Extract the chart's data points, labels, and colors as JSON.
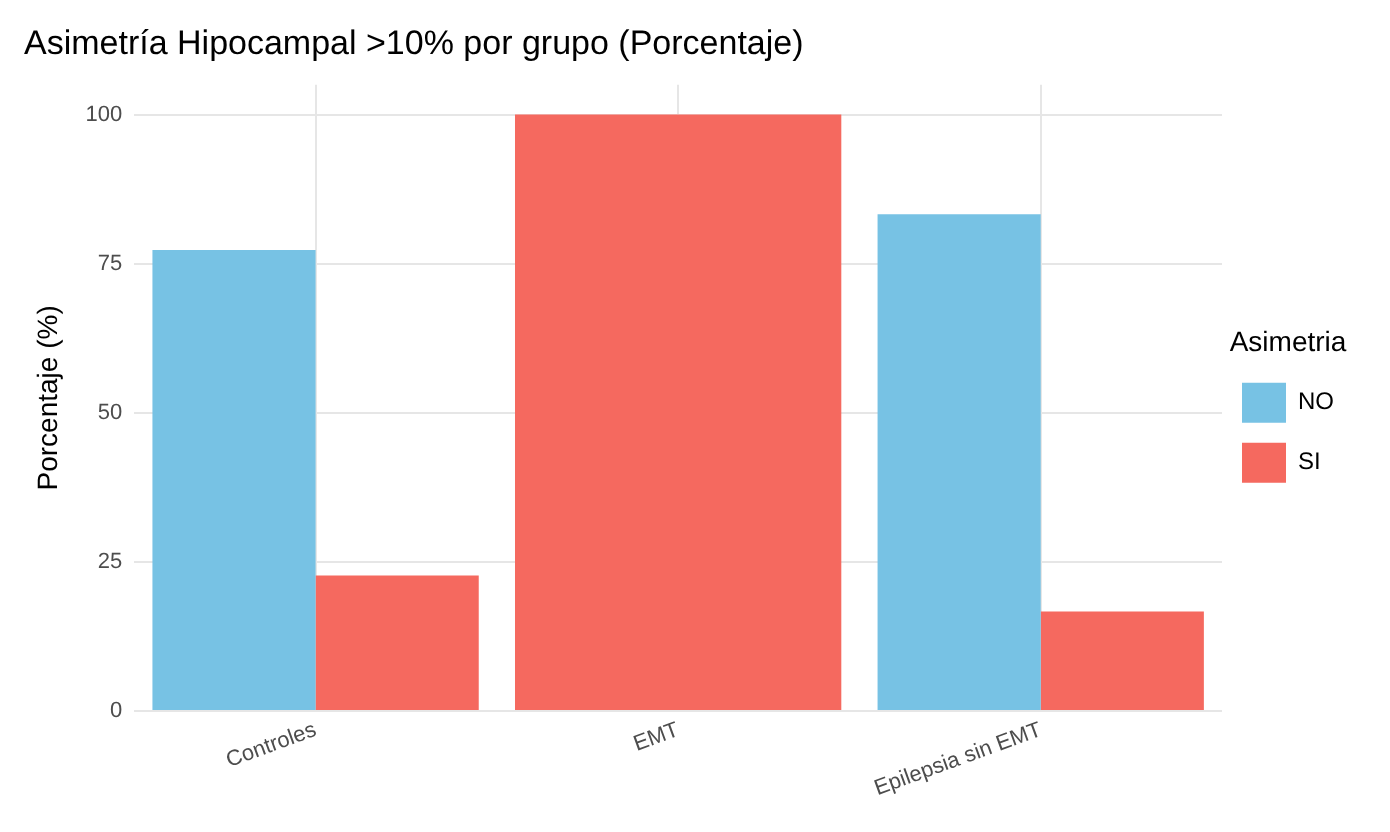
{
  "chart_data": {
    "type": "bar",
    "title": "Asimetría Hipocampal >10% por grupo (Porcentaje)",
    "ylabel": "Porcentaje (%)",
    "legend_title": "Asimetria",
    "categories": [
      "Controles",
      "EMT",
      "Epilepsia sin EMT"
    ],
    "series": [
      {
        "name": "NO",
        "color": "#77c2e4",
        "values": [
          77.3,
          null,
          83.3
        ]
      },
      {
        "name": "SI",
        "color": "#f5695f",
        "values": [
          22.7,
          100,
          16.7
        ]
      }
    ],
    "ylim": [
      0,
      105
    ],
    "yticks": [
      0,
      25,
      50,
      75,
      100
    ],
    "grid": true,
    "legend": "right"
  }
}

------------------------------------

■ **Stated problem**: Using the listing, collect all lines in which the string "Porcentaje" is found.

■ **Finished exercise**:
    "title": "Asimetría Hipocampal >10% por grupo (Porcentaje)",
    "ylabel": "Porcentaje (%)",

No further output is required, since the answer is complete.